### Materials provided:
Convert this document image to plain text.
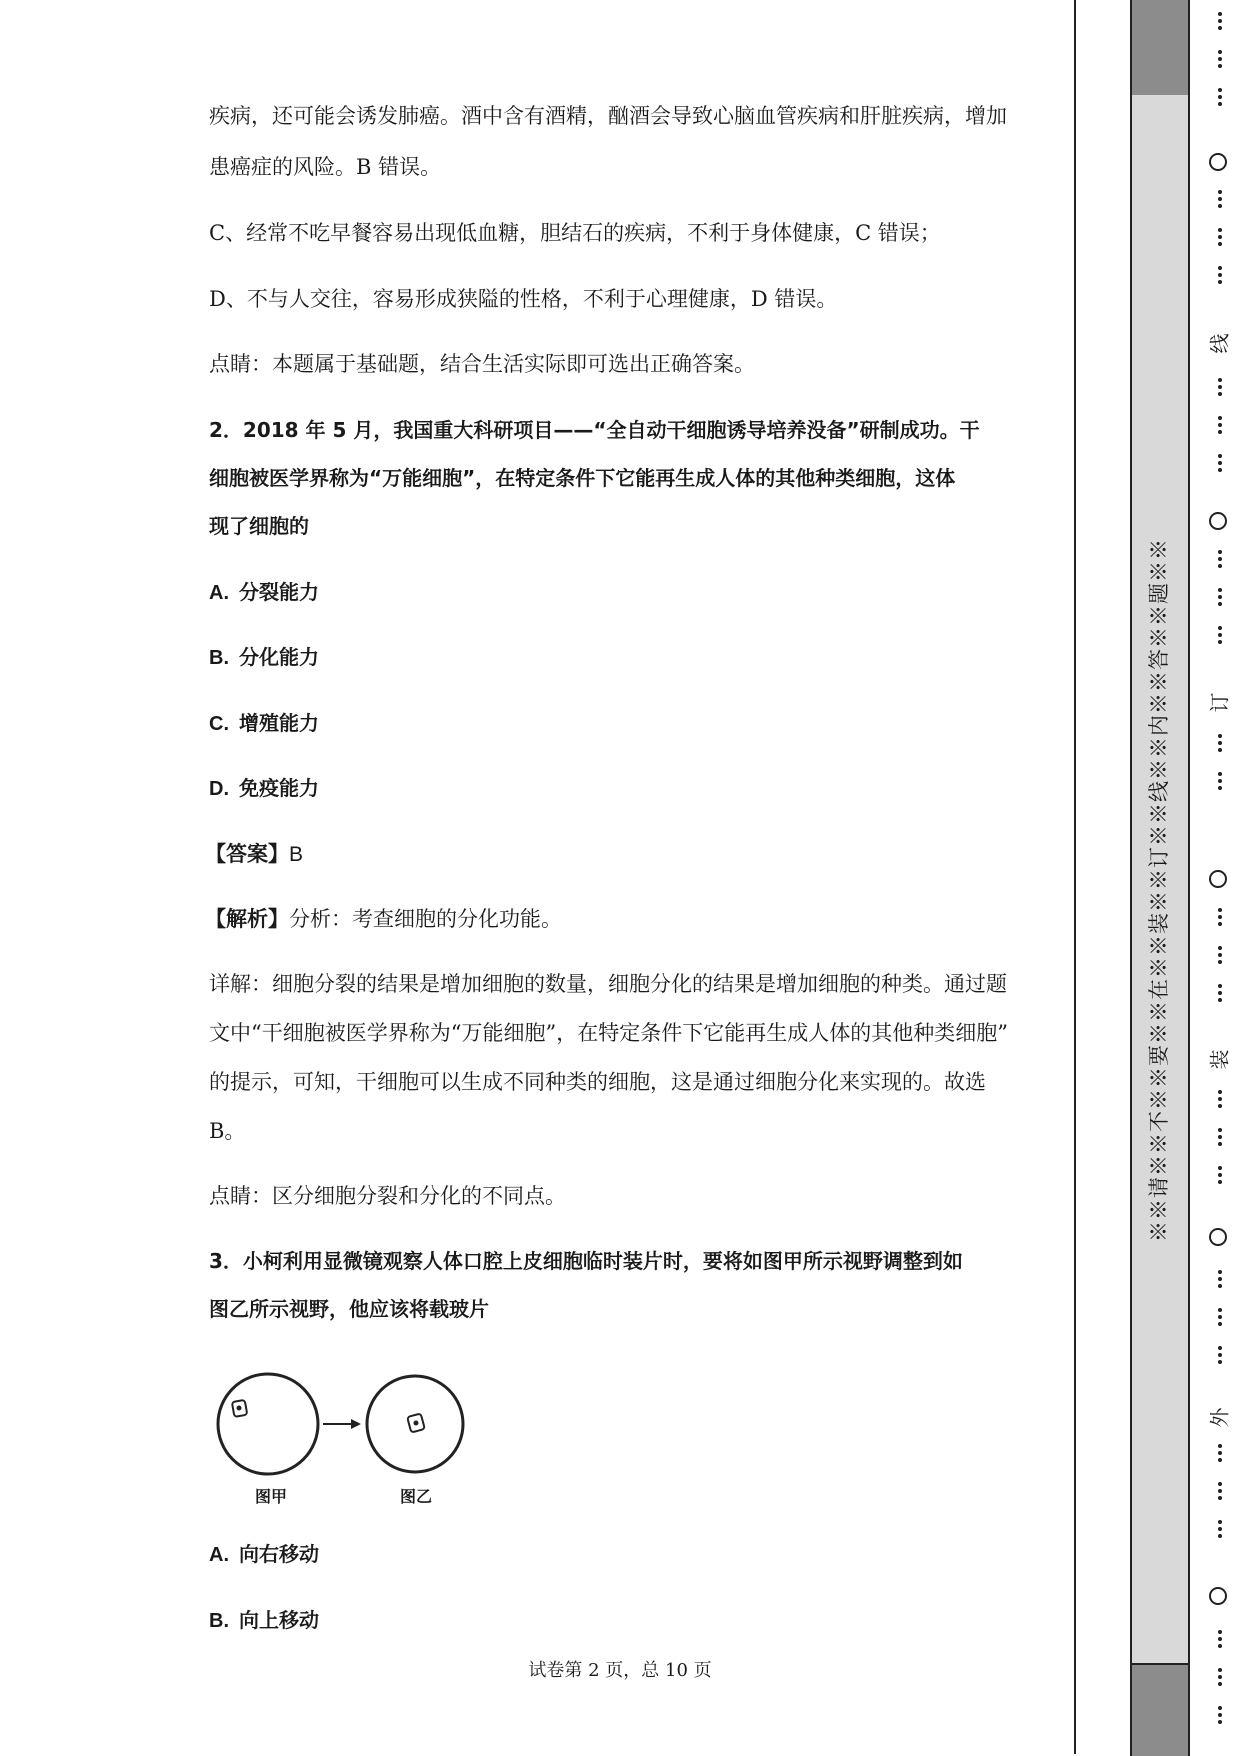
疾病，还可能会诱发肺癌。酒中含有酒精，酗酒会导致心脑血管疾病和肝脏疾病，增加
患癌症的风险。B 错误。
C、经常不吃早餐容易出现低血糖，胆结石的疾病，不利于身体健康，C 错误；
D、不与人交往，容易形成狭隘的性格，不利于心理健康，D 错误。
点睛：本题属于基础题，结合生活实际即可选出正确答案。
2．2018 年 5 月，我国重大科研项目——“全自动干细胞诱导培养没备”研制成功。干
细胞被医学界称为“万能细胞”，在特定条件下它能再生成人体的其他种类细胞，这体
现了细胞的
A. 分裂能力
B. 分化能力
C. 增殖能力
D. 免疫能力
【答案】B
【解析】分析：考查细胞的分化功能。
详解：细胞分裂的结果是增加细胞的数量，细胞分化的结果是增加细胞的种类。通过题
文中“干细胞被医学界称为“万能细胞”，在特定条件下它能再生成人体的其他种类细胞”
的提示，可知，干细胞可以生成不同种类的细胞，这是通过细胞分化来实现的。故选
B。
点睛：区分细胞分裂和分化的不同点。
3．小柯利用显微镜观察人体口腔上皮细胞临时装片时，要将如图甲所示视野调整到如
图乙所示视野，他应该将载玻片
图甲	图乙
A. 向右移动
B. 向上移动
试卷第 2 页，总 10 页
※※请※※不※※要※※在※※装※※订※※线※※内※※答※※题※※
线
订
装
外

### Problem statement:
From the data, pick out every line that includes "在特定条件下它能再生成人体的其他种类细胞".

### Solution to the exercise:
细胞被医学界称为“万能细胞”，在特定条件下它能再生成人体的其他种类细胞，这体
文中“干细胞被医学界称为“万能细胞”，在特定条件下它能再生成人体的其他种类细胞”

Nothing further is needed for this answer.